■ Extract to read
= = = = =

Criminology in Practice

Sollund on Green Criminology and Research into Wildlife Trade

In this article Ragnhild Sollund, co-editor of Fighting Environmental Crime in Europe and Beyond, discusses green criminology and research into wildlife trade and where it should end.

The field one chooses to delve into as a researcher is by no means accidental. I believe that deep down inside most researchers will acknowledge that their fields of competence and interest are largely contingent upon where and what they come from, and what they want the world to look like. To reveal wrongs, injustices and harms and to do this in order to come up with suggestions about what might be done to remedy the situation is in my view the role and responsibility of criminologists. My path as a criminologist, which ultimately led me to me current research field, green criminology, and more specifically wildlife trade, was therefore not straightforward.

= = = = =

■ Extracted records
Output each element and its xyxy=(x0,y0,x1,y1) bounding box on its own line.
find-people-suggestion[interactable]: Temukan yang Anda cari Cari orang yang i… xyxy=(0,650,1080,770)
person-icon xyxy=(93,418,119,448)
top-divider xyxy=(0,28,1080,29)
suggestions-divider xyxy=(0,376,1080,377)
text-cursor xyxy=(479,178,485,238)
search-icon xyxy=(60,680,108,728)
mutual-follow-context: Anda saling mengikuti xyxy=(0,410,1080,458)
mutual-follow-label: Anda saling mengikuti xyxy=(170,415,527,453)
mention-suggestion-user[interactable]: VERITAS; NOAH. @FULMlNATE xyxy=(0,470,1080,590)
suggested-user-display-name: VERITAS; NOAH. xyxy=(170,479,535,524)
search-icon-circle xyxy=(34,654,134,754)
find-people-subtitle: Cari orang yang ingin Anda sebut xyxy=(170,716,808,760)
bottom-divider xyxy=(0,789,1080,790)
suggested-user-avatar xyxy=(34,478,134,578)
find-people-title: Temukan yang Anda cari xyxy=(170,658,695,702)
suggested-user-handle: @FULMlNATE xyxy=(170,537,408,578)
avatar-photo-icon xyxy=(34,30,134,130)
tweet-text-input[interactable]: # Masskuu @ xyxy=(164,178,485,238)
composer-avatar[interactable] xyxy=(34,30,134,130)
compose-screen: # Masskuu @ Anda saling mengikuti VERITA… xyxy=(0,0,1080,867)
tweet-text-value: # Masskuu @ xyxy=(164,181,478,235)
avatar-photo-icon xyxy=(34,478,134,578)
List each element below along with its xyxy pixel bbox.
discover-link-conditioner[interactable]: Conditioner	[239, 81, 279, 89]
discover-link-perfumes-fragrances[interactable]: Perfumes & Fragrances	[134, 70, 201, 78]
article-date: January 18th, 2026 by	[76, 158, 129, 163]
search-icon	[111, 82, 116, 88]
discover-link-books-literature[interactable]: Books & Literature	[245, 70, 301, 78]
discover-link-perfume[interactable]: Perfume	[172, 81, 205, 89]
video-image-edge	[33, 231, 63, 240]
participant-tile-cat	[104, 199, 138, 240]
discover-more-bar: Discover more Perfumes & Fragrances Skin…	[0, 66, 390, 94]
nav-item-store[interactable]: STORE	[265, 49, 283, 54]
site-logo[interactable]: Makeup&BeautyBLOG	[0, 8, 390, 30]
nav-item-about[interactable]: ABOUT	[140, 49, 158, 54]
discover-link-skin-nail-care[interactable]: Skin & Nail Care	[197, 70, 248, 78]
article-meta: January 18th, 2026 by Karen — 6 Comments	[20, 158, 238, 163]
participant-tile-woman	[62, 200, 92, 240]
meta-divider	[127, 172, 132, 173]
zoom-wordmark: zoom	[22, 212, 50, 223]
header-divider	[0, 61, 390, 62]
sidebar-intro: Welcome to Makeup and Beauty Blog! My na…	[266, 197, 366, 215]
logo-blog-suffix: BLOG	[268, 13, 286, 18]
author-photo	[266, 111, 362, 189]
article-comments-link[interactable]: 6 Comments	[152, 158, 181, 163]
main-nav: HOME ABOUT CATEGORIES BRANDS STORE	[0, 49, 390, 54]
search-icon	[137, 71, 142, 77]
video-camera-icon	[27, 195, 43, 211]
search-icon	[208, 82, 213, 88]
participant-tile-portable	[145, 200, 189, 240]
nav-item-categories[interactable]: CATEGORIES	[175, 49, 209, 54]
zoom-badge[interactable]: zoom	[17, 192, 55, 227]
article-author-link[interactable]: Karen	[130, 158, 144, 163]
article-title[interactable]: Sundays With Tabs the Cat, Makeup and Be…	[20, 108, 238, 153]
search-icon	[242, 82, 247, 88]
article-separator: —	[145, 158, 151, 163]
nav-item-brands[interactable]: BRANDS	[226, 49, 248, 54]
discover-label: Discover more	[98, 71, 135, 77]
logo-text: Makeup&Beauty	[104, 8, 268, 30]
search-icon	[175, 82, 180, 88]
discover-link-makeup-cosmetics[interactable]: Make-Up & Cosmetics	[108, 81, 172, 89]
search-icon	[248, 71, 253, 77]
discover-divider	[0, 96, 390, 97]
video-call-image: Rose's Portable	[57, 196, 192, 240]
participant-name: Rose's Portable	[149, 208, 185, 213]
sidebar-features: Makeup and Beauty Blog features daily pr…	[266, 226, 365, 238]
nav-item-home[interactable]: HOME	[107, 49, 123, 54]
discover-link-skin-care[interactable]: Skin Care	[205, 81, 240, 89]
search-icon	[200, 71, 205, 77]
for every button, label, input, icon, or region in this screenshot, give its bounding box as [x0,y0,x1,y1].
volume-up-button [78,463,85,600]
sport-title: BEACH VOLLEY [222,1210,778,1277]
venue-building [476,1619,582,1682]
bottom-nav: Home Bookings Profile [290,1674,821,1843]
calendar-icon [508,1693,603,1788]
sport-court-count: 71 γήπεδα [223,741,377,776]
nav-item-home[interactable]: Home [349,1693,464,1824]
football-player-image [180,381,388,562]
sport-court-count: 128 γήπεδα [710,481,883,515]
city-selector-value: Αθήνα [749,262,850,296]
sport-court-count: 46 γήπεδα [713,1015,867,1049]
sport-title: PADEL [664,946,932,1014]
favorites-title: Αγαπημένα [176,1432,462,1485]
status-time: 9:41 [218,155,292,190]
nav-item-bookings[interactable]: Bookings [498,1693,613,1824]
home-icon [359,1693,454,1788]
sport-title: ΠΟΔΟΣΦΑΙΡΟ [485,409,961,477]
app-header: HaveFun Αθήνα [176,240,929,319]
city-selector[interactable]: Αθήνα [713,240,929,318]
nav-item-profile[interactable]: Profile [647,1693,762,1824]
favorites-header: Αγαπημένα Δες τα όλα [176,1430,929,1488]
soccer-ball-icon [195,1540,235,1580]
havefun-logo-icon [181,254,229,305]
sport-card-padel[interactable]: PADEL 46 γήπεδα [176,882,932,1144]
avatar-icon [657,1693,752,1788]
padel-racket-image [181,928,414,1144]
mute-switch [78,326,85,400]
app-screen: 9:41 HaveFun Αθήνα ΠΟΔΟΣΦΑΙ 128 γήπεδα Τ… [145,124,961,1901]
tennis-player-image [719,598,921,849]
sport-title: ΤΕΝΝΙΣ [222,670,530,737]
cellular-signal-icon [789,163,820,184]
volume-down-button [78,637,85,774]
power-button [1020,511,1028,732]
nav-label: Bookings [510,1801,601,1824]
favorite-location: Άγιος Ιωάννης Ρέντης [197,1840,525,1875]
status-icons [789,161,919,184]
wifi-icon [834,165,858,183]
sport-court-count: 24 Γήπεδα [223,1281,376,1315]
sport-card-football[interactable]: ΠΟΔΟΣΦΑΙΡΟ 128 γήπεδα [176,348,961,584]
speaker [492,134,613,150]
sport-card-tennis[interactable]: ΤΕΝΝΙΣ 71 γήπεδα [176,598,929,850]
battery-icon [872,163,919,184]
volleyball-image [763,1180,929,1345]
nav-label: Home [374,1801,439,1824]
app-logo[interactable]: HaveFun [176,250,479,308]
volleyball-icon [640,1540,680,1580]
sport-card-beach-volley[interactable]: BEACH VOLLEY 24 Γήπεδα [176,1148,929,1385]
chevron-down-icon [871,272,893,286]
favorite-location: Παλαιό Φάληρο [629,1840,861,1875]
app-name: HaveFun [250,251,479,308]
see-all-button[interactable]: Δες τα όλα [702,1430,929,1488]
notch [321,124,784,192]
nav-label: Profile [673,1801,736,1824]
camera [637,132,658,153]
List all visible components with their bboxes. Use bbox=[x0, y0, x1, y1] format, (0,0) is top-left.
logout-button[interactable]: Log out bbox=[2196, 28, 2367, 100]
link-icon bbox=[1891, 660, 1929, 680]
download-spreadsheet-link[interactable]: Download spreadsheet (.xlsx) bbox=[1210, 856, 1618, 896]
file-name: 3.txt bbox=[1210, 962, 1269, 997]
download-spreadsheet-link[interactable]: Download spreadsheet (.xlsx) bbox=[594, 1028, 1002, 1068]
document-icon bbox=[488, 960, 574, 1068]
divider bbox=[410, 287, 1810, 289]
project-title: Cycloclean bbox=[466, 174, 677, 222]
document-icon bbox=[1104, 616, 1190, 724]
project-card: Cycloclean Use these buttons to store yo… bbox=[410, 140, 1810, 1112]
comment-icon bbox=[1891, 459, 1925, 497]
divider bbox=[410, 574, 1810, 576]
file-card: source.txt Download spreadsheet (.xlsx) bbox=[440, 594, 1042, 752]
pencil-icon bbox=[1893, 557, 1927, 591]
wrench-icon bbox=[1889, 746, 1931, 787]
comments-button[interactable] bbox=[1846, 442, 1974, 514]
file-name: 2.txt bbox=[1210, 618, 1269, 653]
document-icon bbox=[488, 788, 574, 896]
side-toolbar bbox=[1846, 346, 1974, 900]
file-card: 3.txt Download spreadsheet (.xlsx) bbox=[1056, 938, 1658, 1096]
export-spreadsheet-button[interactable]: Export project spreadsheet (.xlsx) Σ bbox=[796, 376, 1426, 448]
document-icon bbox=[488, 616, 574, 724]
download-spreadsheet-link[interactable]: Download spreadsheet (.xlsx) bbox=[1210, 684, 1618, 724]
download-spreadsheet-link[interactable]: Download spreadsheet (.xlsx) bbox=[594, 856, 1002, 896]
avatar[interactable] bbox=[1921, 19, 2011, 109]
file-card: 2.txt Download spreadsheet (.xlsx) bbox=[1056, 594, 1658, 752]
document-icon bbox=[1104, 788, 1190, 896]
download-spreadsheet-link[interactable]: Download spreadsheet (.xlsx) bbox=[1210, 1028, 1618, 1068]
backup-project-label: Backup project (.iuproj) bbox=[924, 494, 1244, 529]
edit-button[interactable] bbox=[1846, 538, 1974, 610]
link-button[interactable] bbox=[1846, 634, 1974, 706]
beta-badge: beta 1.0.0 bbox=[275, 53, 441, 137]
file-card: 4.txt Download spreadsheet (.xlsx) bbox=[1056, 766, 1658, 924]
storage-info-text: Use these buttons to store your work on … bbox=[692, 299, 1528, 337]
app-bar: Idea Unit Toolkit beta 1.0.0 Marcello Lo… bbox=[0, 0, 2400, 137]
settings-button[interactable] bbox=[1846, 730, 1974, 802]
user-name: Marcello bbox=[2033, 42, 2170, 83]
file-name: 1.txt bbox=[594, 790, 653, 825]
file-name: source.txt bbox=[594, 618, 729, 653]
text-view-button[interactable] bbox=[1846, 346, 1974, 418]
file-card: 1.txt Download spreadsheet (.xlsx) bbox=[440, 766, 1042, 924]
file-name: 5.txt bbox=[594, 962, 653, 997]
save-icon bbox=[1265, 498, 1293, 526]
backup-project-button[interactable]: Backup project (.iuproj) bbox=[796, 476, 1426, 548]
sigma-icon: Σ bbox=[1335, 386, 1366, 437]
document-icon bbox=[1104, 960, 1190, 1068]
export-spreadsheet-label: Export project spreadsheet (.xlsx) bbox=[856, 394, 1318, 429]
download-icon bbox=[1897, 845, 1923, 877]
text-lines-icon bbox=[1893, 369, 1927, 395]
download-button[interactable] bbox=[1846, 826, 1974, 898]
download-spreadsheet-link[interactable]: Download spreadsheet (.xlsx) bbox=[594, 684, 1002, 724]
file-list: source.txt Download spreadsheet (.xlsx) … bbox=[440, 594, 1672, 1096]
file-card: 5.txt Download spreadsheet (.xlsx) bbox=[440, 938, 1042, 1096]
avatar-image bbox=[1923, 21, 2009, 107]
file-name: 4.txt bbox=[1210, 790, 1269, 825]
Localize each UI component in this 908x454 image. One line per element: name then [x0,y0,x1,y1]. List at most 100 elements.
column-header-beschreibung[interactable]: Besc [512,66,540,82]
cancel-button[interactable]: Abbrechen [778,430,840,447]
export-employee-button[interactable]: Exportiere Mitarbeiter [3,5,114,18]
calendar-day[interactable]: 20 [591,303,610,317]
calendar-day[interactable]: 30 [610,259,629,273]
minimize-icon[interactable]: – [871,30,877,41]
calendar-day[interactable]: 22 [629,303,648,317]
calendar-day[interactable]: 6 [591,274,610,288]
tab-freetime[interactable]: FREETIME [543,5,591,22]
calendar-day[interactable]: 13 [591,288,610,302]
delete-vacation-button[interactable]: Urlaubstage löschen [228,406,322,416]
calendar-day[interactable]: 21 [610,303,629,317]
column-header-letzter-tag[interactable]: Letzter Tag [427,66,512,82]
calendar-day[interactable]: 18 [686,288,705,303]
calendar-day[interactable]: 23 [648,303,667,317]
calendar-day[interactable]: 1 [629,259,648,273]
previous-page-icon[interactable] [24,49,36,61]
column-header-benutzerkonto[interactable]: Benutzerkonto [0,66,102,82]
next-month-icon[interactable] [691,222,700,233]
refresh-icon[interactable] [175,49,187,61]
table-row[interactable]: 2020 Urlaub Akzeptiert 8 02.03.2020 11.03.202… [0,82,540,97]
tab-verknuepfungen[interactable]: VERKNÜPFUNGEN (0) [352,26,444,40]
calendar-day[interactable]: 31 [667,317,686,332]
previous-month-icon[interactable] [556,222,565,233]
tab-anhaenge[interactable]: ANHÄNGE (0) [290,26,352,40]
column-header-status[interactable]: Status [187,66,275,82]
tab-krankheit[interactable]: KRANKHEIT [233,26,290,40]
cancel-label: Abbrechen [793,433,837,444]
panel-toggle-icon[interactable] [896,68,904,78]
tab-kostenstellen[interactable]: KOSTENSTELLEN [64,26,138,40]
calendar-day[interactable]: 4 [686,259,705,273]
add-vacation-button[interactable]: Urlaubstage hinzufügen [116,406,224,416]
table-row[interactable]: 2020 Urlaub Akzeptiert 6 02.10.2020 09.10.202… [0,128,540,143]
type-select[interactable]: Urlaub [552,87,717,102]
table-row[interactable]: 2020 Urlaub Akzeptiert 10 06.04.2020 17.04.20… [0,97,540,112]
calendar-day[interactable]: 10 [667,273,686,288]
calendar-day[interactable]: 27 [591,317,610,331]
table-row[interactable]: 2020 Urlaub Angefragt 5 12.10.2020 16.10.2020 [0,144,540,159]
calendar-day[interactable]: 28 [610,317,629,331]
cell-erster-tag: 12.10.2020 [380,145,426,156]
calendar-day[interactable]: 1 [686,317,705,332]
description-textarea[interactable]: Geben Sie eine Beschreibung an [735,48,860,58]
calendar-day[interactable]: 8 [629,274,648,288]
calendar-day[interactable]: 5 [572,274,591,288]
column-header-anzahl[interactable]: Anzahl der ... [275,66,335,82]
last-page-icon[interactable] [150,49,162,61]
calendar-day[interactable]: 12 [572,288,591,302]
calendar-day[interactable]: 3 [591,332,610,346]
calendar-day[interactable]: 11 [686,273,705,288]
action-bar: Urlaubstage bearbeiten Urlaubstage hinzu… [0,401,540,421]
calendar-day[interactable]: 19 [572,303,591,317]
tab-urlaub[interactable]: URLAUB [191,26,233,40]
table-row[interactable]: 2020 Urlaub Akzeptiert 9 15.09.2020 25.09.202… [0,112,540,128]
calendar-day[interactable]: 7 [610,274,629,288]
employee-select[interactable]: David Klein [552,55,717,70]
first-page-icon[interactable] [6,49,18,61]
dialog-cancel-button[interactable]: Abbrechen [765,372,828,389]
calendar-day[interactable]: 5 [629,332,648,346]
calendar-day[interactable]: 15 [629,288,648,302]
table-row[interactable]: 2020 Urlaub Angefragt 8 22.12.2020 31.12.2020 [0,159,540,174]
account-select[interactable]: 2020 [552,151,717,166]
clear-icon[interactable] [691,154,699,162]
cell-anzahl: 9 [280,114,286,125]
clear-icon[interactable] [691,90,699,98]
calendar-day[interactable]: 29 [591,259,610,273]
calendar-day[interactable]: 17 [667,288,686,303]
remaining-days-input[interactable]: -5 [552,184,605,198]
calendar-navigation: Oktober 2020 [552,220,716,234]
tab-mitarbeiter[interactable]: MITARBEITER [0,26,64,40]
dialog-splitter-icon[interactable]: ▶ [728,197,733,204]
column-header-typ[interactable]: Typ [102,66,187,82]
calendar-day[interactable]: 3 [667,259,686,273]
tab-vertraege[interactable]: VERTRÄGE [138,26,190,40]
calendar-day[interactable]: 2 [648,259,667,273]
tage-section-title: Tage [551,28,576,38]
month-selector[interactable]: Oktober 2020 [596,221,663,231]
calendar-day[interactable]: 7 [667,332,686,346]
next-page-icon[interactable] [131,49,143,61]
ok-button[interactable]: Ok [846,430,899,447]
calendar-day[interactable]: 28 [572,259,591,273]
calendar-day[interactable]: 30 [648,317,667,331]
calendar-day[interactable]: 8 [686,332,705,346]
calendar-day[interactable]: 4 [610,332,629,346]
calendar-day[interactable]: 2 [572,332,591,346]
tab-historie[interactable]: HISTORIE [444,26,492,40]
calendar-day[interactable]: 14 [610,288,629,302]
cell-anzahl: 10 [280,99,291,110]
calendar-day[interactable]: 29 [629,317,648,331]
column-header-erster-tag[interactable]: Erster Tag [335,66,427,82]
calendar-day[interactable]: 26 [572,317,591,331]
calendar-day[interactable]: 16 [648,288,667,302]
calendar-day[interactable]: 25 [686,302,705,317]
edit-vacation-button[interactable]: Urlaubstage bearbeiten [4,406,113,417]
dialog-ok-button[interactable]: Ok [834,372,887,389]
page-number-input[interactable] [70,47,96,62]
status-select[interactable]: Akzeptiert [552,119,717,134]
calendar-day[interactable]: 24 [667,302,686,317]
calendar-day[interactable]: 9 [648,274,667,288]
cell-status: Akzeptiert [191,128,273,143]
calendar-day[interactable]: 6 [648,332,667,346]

= = = = =

■ Challenge
According to the article on green criminology and wildlife trade, which book did Ragnhild Sollund co-edit?

■ Exercise output
Fighting Environmental Crime in Europe and Beyond